▸ **EXERCISE AIM**: Search the data for the word "immunoglobulins" and copy each line that has it.
======== LISTED ENTRIES
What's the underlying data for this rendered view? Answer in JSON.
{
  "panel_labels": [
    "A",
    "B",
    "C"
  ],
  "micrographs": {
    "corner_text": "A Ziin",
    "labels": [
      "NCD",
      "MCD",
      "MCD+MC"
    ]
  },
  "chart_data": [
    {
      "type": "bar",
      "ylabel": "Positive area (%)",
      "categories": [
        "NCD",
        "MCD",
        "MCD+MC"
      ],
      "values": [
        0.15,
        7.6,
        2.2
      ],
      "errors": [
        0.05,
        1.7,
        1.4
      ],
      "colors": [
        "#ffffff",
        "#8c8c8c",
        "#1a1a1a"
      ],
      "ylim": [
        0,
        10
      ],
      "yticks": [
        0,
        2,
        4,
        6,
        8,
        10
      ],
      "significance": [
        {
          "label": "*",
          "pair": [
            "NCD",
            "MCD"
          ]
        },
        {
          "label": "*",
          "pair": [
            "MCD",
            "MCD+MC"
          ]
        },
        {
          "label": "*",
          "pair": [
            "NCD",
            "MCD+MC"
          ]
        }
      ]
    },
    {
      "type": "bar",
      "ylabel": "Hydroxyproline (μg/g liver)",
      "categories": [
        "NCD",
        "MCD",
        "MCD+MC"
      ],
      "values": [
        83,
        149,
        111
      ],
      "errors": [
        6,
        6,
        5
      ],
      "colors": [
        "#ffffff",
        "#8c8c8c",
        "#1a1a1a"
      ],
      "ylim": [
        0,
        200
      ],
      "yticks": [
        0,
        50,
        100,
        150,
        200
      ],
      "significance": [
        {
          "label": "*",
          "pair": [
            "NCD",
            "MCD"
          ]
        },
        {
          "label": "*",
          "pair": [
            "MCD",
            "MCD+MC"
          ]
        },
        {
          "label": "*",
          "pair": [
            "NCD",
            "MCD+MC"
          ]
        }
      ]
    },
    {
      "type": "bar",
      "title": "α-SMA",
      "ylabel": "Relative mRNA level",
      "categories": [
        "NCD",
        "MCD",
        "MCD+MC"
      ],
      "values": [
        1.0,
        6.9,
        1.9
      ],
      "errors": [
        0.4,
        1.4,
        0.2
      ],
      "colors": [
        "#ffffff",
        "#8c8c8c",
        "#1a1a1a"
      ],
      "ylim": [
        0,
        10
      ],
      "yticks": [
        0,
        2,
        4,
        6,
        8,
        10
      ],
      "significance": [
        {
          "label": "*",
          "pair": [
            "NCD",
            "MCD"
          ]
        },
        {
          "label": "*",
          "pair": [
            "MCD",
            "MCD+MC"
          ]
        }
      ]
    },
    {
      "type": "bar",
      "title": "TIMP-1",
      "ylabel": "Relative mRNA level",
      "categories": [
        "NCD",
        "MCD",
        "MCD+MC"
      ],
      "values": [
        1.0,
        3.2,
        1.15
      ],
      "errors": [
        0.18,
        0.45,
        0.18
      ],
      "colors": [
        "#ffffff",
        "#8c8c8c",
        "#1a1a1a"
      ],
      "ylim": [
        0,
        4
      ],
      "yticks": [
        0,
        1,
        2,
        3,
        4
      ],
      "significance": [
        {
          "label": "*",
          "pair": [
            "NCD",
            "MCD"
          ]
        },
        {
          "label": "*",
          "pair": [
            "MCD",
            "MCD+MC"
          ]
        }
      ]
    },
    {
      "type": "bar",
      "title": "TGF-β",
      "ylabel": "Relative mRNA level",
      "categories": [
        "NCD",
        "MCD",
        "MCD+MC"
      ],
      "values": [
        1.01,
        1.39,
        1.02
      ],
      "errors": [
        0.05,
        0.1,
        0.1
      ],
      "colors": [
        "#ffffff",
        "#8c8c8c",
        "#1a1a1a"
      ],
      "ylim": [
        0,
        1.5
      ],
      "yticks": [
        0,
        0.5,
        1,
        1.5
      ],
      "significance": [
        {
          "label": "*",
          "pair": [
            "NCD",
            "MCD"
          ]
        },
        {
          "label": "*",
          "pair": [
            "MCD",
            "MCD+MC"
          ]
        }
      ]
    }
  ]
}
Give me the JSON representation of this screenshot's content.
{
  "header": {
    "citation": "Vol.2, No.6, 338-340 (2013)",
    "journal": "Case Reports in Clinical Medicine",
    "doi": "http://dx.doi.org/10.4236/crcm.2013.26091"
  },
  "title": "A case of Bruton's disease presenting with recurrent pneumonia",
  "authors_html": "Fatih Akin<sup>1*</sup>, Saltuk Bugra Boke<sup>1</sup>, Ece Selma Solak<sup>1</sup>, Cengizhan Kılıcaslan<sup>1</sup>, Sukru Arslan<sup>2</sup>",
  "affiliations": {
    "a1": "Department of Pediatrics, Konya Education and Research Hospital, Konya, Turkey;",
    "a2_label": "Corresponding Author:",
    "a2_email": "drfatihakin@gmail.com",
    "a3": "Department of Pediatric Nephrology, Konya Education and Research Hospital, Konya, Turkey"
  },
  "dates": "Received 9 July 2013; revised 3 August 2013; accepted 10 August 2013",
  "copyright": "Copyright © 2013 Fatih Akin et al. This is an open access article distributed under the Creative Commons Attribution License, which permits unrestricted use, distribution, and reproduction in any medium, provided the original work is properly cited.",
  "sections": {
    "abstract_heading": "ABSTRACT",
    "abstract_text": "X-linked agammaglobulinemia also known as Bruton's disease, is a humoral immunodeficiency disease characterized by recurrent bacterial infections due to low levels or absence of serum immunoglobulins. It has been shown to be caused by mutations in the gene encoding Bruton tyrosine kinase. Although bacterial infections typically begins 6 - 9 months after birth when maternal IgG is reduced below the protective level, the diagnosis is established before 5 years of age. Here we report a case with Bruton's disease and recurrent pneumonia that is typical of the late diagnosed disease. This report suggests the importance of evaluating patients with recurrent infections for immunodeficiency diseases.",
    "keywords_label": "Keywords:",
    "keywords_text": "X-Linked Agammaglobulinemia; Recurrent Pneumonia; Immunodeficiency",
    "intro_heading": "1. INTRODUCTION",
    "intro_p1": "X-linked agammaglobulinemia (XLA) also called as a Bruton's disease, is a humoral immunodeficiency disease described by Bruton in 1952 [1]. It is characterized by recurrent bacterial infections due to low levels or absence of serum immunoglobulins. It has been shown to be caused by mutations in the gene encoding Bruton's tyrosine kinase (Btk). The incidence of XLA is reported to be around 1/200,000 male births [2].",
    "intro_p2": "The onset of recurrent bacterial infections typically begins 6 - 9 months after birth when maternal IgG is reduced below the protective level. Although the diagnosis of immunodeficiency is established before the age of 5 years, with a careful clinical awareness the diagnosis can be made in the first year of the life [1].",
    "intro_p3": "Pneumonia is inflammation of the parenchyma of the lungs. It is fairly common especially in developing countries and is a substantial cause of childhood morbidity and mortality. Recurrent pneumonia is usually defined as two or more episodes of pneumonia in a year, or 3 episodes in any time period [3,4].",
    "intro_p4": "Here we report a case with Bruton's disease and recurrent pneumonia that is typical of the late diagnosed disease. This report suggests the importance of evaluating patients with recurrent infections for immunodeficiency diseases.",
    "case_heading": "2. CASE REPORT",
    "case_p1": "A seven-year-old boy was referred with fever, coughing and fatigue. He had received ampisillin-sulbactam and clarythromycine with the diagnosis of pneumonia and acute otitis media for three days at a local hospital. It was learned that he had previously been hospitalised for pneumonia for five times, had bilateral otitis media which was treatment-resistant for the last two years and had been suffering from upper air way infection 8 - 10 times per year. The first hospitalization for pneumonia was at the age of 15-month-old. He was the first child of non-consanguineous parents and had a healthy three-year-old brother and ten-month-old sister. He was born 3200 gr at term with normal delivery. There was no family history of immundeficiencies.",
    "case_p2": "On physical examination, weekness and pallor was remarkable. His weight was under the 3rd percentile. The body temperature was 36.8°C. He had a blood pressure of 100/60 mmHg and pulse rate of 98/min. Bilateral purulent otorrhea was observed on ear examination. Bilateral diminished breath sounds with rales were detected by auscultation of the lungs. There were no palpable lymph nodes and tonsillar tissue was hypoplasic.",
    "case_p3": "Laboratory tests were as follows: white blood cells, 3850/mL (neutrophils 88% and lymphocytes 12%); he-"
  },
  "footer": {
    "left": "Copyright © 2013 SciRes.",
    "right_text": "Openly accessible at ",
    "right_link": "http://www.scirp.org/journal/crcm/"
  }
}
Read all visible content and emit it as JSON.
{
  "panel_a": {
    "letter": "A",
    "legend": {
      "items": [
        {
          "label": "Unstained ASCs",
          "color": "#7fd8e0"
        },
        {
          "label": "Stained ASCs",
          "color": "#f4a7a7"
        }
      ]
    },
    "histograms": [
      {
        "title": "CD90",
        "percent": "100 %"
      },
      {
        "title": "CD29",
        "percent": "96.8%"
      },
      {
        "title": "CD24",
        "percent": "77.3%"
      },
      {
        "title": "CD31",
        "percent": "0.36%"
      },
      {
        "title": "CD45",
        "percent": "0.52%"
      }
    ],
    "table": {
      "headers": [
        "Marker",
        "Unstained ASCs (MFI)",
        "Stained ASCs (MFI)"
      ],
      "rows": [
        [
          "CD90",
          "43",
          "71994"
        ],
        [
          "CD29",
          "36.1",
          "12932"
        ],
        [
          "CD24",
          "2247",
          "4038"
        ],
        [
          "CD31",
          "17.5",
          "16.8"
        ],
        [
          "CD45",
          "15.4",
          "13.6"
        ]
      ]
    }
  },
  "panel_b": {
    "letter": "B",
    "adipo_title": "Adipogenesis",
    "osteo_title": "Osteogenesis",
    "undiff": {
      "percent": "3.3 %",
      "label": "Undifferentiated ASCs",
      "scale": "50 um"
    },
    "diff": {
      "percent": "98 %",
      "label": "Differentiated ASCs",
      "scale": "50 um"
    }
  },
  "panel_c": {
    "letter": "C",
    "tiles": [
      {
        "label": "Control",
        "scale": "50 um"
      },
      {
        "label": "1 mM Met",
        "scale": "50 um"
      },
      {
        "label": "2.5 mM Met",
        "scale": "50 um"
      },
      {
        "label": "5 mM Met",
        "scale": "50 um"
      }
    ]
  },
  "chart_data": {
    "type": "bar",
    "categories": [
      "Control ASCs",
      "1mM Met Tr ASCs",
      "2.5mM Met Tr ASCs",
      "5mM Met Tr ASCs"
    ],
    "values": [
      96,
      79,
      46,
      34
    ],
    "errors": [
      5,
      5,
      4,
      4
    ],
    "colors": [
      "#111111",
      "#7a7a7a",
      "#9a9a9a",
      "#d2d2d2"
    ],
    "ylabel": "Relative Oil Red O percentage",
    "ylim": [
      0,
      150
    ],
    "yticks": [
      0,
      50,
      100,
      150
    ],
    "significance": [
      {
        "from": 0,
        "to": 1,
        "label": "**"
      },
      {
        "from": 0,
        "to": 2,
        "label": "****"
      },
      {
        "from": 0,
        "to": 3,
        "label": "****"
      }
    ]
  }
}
================
▸ **WRITTEN RESPONSE**:
    "abstract_text": "X-linked agammaglobulinemia also known as Bruton's disease, is a humoral immunodeficiency disease characterized by recurrent bacterial infections due to low levels or absence of serum immunoglobulins. It has been shown to be caused by mutations in the gene encoding Bruton tyrosine kinase. Although bacterial infections typically begins 6 - 9 months after birth when maternal IgG is reduced below the protective level, the diagnosis is established before 5 years of age. Here we report a case with Bruton's disease and recurrent pneumonia that is typical of the late diagnosed disease. This report suggests the importance of evaluating patients with recurrent infections for immunodeficiency diseases.",
    "intro_p1": "X-linked agammaglobulinemia (XLA) also called as a Bruton's disease, is a humoral immunodeficiency disease described by Bruton in 1952 [1]. It is characterized by recurrent bacterial infections due to low levels or absence of serum immunoglobulins. It has been shown to be caused by mutations in the gene encoding Bruton's tyrosine kinase (Btk). The incidence of XLA is reported to be around 1/200,000 male births [2].",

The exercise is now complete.